In [0]:
# install packages
import sys

!pip install scikit-surprise

# Recommendation System

In this lab, we will use a python package named [Surprise](http://surpriselib.com/), which is an easy-to-use Python scikit for recommendation systems. It includes several commonly used algorithms, including [collaborative filtering](https://surprise.readthedocs.io/en/stable/knn_inspired.html) and [Matrix Factorization-based algorithms](https://surprise.readthedocs.io/en/stable/matrix_factorization.html).

In [0]:
from surprise.prediction_algorithms.matrix_factorization import SVD
from surprise.prediction_algorithms.knns import KNNBasic
from surprise.prediction_algorithms.knns import KNNWithMeans
from surprise.prediction_algorithms.knns import KNNBaseline
from surprise import Dataset
from surprise import accuracy
from surprise.model_selection import cross_validate
from surprise.model_selection import train_test_split
from surprise.model_selection import GridSearchCV

## Load data from package surprise 

First, we can download the dataset included in package surprise. The data will be saved in the .surprise_data folder in your home directory.

In [0]:
# Load the movielens-100k dataset (download it if needed),
data = Dataset.load_builtin('ml-100k')

# sample random trainset and testset where test set is made of 20% of the ratings.
trainset, testset = train_test_split(data, test_size=0.20)

## Collaborative Filtering

First, we will apply three different flavors of collaborative filtering to this data.

### The basic collaborative filtering algorithm

In [0]:
# Use the basic collaborative filtering algorithm. 
# See https://surprise.readthedocs.io/en/stable/knn_inspired.html for more details.
cf = KNNBasic()
cf.fit(trainset)

# Train the algorithm on the trainset, and predict ratings for the testset
predictions = cf.test(testset)

Material -
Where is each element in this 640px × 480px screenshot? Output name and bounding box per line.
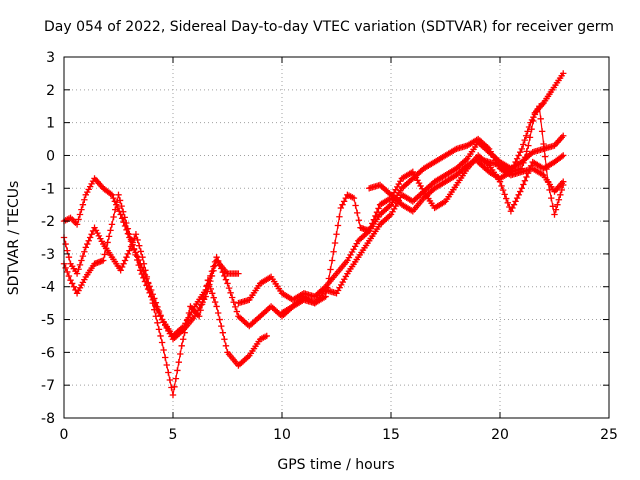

Task list -
(a) After the listing, reproduce the portion of the Surprise recommendation lab starting with "First, we will" and going on through "cf.fit(trainset)".
(b) Carry on the Surprise recommendation lab from its final line, leaving the listing aside.

Exercise answers -
(a)
First, we will apply three different flavors of collaborative filtering to this data.

### The basic collaborative filtering algorithm

In [0]:
# Use the basic collaborative filtering algorithm. 
# See https://surprise.readthedocs.io/en/stable/knn_inspired.html for more details.
cf = KNNBasic()
cf.fit(trainset)

(b)
# Then compute RMSE
accuracy.rmse(predictions)
accuracy.mae(predictions)

### The basic collaborative filtering algorithm with user mean ratings

In [0]:
# Use the basic collaborative filtering algorithm, taking into account the mean ratings of each user.
# See https://surprise.readthedocs.io/en/stable/knn_inspired.html for more details.
cf_mean = KNNWithMeans()
cf_mean.fit(trainset)

# Train the algorithm on the trainset, and predict ratings for the testset
predictions = cf_mean.test(testset)

# Then compute RMSE
accuracy.rmse(predictions)
accuracy.mae(predictions)

## Matrix Factorization

Then, we will apply the matrix factorization to this data.

In [0]:
# We'll use the famous SVD algorithm.
svd = SVD(n_factors=20)
svd.fit(trainset)

# Train the algorithm on the trainset, and predict ratings for the testset
predictions = svd.test(testset)

# Then compute RMSE
accuracy.rmse(predictions)
accuracy.mae(predictions)

In [0]:
# We'll use the famous SVD algorithm.
svd = SVD(n_factors=50)
svd.fit(trainset)

# Train the algorithm on the trainset, and predict ratings for the testset
predictions = svd.test(testset)

# Then compute RMSE
accuracy.rmse(predictions)
accuracy.mae(predictions)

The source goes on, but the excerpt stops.